Find the lines below that contain the string "fordon". Copy each one.
[START OF Data provided]
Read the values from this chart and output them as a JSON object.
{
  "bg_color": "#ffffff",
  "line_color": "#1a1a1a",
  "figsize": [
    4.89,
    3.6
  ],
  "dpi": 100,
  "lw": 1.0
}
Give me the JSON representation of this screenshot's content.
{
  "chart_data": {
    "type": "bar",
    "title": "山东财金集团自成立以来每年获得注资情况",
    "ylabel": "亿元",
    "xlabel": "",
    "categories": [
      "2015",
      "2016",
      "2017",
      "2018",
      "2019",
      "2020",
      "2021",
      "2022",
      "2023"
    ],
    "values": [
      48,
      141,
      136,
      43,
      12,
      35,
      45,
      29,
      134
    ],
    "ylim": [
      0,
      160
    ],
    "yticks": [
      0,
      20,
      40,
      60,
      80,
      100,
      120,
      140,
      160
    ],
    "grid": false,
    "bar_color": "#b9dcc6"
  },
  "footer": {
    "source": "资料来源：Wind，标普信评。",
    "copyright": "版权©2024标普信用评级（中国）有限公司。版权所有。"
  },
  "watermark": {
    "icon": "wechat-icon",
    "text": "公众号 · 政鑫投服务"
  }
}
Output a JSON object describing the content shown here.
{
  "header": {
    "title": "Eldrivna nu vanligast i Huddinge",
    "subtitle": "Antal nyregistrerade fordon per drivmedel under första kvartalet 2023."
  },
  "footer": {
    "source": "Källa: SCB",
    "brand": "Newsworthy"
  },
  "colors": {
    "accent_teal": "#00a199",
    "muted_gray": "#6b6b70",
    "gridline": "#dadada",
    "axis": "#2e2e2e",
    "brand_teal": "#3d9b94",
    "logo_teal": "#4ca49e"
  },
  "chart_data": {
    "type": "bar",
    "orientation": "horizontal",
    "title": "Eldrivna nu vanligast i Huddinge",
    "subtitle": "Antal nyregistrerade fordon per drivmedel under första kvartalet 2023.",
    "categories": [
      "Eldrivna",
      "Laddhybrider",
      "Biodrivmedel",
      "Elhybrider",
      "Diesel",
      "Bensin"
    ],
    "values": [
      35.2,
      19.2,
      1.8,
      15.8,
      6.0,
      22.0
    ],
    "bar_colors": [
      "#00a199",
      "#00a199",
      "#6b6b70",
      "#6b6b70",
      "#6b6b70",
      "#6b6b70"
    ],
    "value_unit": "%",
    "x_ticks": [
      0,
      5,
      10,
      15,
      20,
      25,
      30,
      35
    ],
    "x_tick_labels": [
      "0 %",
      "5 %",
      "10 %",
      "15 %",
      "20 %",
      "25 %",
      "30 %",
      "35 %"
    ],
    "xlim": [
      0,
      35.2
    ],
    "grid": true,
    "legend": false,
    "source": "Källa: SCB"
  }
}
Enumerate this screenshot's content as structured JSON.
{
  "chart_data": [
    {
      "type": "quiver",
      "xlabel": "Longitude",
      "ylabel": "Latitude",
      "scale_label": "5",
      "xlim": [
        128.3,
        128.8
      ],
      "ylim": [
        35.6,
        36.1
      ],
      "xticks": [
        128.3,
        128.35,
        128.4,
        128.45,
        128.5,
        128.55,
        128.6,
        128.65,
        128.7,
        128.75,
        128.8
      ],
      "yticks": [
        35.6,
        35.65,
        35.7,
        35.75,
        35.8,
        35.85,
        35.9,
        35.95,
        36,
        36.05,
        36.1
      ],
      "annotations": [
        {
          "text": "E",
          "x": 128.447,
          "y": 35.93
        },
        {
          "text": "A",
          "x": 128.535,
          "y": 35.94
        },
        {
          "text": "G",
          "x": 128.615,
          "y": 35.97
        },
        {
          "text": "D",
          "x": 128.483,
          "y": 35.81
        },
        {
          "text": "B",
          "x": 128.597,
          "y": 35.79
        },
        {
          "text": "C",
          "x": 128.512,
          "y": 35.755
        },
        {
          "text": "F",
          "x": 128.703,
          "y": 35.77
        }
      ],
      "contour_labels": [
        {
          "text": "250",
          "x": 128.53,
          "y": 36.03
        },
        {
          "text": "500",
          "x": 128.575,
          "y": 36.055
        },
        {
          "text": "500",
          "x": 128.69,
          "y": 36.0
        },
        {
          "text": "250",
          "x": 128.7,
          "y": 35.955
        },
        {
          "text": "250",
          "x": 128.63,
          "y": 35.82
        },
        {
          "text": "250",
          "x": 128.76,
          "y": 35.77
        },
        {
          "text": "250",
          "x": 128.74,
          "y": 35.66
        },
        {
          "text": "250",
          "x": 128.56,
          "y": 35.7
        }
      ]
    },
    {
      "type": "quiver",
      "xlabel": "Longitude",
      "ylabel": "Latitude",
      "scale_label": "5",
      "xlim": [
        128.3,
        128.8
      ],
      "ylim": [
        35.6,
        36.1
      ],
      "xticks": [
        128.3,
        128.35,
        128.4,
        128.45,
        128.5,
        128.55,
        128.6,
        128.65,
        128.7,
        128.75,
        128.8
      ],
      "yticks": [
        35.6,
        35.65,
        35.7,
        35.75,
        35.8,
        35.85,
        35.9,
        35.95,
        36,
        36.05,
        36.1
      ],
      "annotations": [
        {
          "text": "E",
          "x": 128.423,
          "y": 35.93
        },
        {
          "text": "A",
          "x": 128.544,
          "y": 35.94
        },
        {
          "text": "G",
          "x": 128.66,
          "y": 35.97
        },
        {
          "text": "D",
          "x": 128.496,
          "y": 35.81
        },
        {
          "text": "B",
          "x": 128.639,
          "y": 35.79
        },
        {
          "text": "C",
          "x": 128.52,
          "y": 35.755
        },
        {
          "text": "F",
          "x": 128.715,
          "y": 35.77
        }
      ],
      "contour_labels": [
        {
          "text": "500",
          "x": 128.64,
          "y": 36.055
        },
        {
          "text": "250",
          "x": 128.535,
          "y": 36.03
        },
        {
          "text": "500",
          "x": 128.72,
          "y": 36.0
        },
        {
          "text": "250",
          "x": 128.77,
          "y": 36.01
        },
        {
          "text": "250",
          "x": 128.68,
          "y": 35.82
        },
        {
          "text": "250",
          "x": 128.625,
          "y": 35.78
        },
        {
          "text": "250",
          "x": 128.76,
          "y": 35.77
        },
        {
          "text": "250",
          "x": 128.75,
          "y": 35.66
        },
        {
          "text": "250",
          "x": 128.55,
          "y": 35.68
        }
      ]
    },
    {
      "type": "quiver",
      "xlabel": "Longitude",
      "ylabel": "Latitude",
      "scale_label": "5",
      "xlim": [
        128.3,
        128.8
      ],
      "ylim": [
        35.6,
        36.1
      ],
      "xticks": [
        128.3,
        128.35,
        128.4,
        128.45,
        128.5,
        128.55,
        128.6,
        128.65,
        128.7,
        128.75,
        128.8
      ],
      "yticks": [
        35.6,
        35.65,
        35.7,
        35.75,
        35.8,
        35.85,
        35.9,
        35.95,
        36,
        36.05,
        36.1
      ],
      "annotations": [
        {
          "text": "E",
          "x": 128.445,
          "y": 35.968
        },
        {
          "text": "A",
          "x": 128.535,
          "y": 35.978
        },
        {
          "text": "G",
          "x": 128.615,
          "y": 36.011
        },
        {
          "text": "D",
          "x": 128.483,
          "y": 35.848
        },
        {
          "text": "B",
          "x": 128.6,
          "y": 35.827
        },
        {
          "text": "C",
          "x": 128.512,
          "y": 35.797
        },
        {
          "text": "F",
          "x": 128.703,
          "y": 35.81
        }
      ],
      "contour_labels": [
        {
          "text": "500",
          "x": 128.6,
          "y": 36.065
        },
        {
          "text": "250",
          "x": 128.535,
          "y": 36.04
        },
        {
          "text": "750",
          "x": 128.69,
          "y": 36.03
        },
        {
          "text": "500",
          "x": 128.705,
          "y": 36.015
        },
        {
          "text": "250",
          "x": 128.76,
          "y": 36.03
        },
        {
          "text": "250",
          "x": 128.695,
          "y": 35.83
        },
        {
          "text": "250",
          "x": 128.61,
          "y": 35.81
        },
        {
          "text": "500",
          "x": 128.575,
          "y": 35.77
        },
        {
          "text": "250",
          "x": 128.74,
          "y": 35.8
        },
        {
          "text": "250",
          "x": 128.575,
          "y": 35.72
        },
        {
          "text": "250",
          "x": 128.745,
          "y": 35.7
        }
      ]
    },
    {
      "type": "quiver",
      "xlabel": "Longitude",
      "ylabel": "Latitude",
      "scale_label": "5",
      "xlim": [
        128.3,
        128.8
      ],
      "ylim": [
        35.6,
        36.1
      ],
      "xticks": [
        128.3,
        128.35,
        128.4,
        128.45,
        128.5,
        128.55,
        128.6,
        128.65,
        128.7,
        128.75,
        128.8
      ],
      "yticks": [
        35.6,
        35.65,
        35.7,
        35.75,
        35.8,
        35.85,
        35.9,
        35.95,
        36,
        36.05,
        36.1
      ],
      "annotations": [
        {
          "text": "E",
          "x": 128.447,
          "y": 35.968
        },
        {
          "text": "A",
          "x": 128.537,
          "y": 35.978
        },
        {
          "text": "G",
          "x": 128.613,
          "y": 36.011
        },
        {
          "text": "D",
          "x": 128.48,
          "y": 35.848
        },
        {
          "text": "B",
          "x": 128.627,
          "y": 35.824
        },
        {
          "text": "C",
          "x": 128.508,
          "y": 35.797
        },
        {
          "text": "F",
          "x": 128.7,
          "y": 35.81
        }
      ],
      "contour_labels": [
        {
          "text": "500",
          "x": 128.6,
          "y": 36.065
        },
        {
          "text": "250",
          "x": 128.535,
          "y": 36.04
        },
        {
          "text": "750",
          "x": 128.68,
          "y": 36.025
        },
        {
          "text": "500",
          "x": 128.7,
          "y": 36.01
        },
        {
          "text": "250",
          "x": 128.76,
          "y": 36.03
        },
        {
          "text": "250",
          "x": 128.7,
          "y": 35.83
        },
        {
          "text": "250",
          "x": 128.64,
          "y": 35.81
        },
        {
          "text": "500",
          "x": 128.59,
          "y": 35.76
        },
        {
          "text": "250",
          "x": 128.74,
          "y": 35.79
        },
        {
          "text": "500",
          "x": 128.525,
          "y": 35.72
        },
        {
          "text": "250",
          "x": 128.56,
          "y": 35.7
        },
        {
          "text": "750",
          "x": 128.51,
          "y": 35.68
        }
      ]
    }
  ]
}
[END OF Data provided]
**Response**
    "subtitle": "Antal nyregistrerade fordon per drivmedel under första kvartalet 2023."
    "subtitle": "Antal nyregistrerade fordon per drivmedel under första kvartalet 2023.",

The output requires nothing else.